— start of Dataset extract —

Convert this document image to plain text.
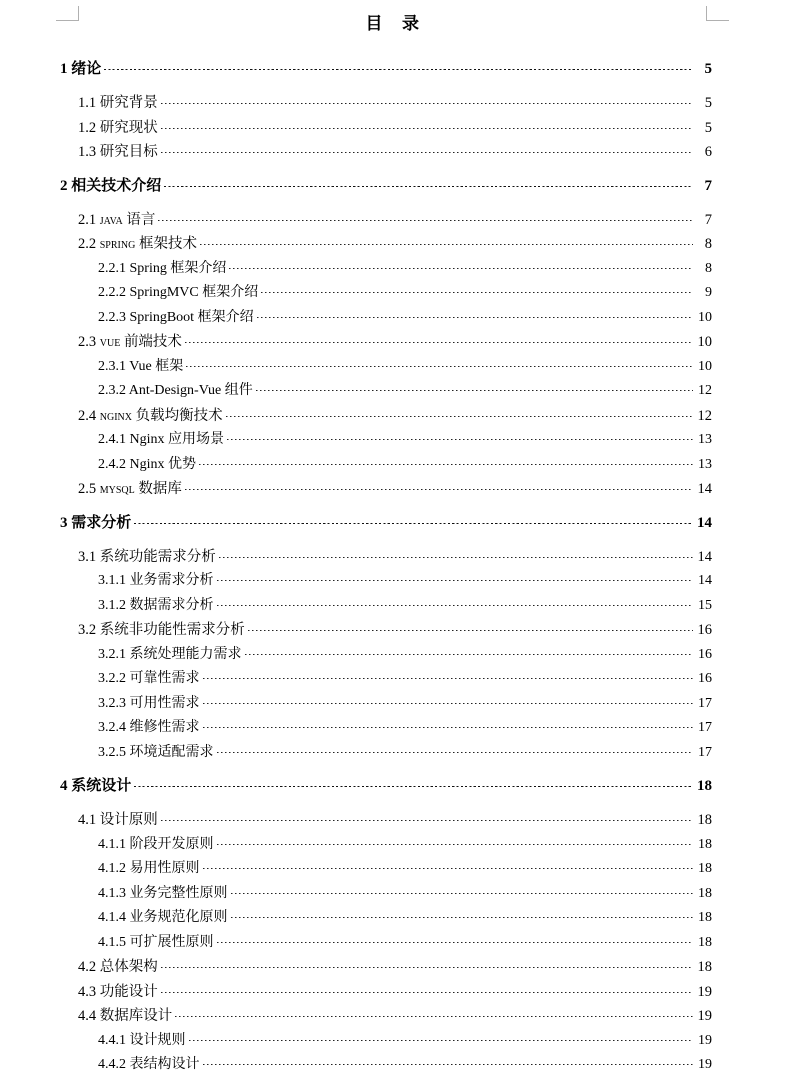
目    录
1 绪论	5
1.1 研究背景	5
1.2 研究现状	5
1.3 研究目标	6
2 相关技术介绍	7
2.1 java 语言	7
2.2 spring 框架技术	8
2.2.1 Spring 框架介绍	8
2.2.2 SpringMVC 框架介绍	9
2.2.3 SpringBoot 框架介绍	10
2.3 vue 前端技术	10
2.3.1 Vue 框架	10
2.3.2 Ant-Design-Vue 组件	12
2.4 nginx 负载均衡技术	12
2.4.1 Nginx 应用场景	13
2.4.2 Nginx 优势	13
2.5 mysql 数据库	14
3 需求分析	14
3.1 系统功能需求分析	14
3.1.1 业务需求分析	14
3.1.2 数据需求分析	15
3.2 系统非功能性需求分析	16
3.2.1 系统处理能力需求	16
3.2.2 可靠性需求	16
3.2.3 可用性需求	17
3.2.4 维修性需求	17
3.2.5 环境适配需求	17
4 系统设计	18
4.1 设计原则	18
4.1.1 阶段开发原则	18
4.1.2 易用性原则	18
4.1.3 业务完整性原则	18
4.1.4 业务规范化原则	18
4.1.5 可扩展性原则	18
4.2 总体架构	18
4.3 功能设计	19
4.4 数据库设计	19
4.4.1 设计规则	19
4.4.2 表结构设计	19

— end of Dataset extract —

Stated goal:
Transcribe the complete set of entries verbatim. No pictures belong in the copy.

Solution to the exercise:
Convert this document image to plain text.
目    录
1 绪论	5
1.1 研究背景	5
1.2 研究现状	5
1.3 研究目标	6
2 相关技术介绍	7
2.1 java 语言	7
2.2 spring 框架技术	8
2.2.1 Spring 框架介绍	8
2.2.2 SpringMVC 框架介绍	9
2.2.3 SpringBoot 框架介绍	10
2.3 vue 前端技术	10
2.3.1 Vue 框架	10
2.3.2 Ant-Design-Vue 组件	12
2.4 nginx 负载均衡技术	12
2.4.1 Nginx 应用场景	13
2.4.2 Nginx 优势	13
2.5 mysql 数据库	14
3 需求分析	14
3.1 系统功能需求分析	14
3.1.1 业务需求分析	14
3.1.2 数据需求分析	15
3.2 系统非功能性需求分析	16
3.2.1 系统处理能力需求	16
3.2.2 可靠性需求	16
3.2.3 可用性需求	17
3.2.4 维修性需求	17
3.2.5 环境适配需求	17
4 系统设计	18
4.1 设计原则	18
4.1.1 阶段开发原则	18
4.1.2 易用性原则	18
4.1.3 业务完整性原则	18
4.1.4 业务规范化原则	18
4.1.5 可扩展性原则	18
4.2 总体架构	18
4.3 功能设计	19
4.4 数据库设计	19
4.4.1 设计规则	19
4.4.2 表结构设计	19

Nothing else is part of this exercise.